作業内容:
**a.** 備前・備中の干拓を扱う本文から次の一文を英訳せよ：「河口は、毎年毎年、南の方へと進展していった。」
**b.** 備前・備中の干拓を扱う本文で、「瀬戸の穴海」に注ぐ大河として挙げられている川の名をすべて列挙せよ。
**c.** 備前の干拓と城下町整備を述べた本文について、末尾の一文に続く部分を記せ。

抜粋本文:
***
備前、備中には、その中国山地に源を発する三本の大河、吉井川、旭川、高梁川[たかはし]が「瀬戸の穴海」に注ぎ込んでいる。

太古、それぞれの川は坂根[さかね]、玉柏[たまがし]、湛井[たたい]という地点で海に注いでいたという(図3)。

河口は、毎年毎年、南の方へと進展していった。


しかし、この地は山陰と異なり、瀬戸内海の奥部に位置しているため、干満の差が激しい*3

海に拡散した土砂が、日々の満干[みちひ]によって再び陸地近くまで運搬され、平坦な水中堆積を重ねる。やがて干潮時には干潟となって露出する。


タタラ製鉄が始まったとされる6世紀から戦国時代まで約1000年。藤戸海峡を歩いて渡れる程度にまで、干潟が発達していたことになる。


それまでに地元の土豪や農民による原始的な干拓が始まっていたことであろう。平安時代、すでに大安寺、鹿田庄[しかたのしょう](いずれも岡山市内)といった荘園名が見うけられる。

しかし、大掛かりな干拓がなされるのは、やはり戦国時代。築城の技術ともあいまってこの時代の土木の進歩は著しい。


備前を支配したのは戦国大名、宇喜多直家[うきたなおいえ]・秀家[ひでいえ]父子。宇喜多氏は岡山の地に城を築き、それまで備前の中心地であった福岡市[ふくおかのいち]*4などを移転する形で城下町を整備していった。
***
データ部:
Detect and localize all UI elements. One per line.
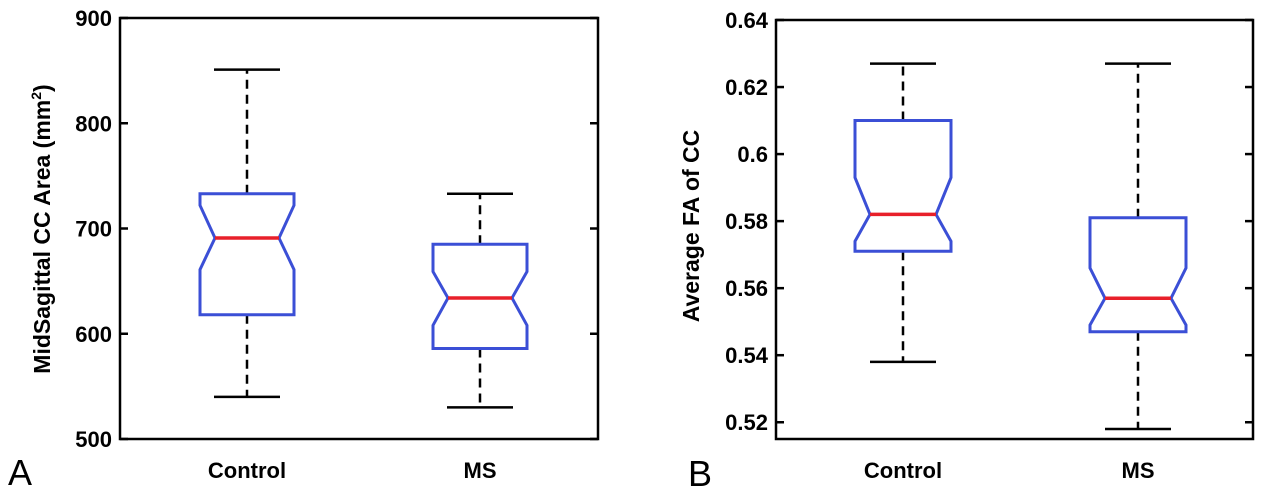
***
各作業の解答:
**a.** Year after year, the river mouths advanced farther to the south.

**b.** 吉井川、旭川、高梁川

**c.**
そして、秀家は天正9年(1581年)、早島の地に宇喜多堤といわれる潮止堤防を築き、その4年後、高梁川沿いにも酒津堤防などを完成させ、今の倉敷市北西部約450町歩(haにほぼ同じ。以下、haを使用)を開発したと記録にある。


さらに江戸期初頭、備中の松山藩によって倉敷の西部一帯が干拓されるに及んで、かつて海に浮かんでいた児島は遂に陸続きとなり、「瀬戸の穴海」は完全に児島湾と水島灘に分離されたのである。




※1・・・

桶谷繁雄『金属と人間の歴史』(講談社)


※2・・・

洪水で荒れ狂う河川が八岐大蛇の伝説と、また、斐伊川の土砂流出により陸続きとなった島根半島が国引きの神話と対応している。


※3・・・

干潮・満潮の潮位差は季節によって異なるが、平均約2m、最大で3.6m。


※4・・・

一遍上人絵伝にも描かれた中世の市。吉井川の洪水で流された。戦国大名の黒田官兵衛が備前福岡にちなんで、九州の博多を福岡と命名。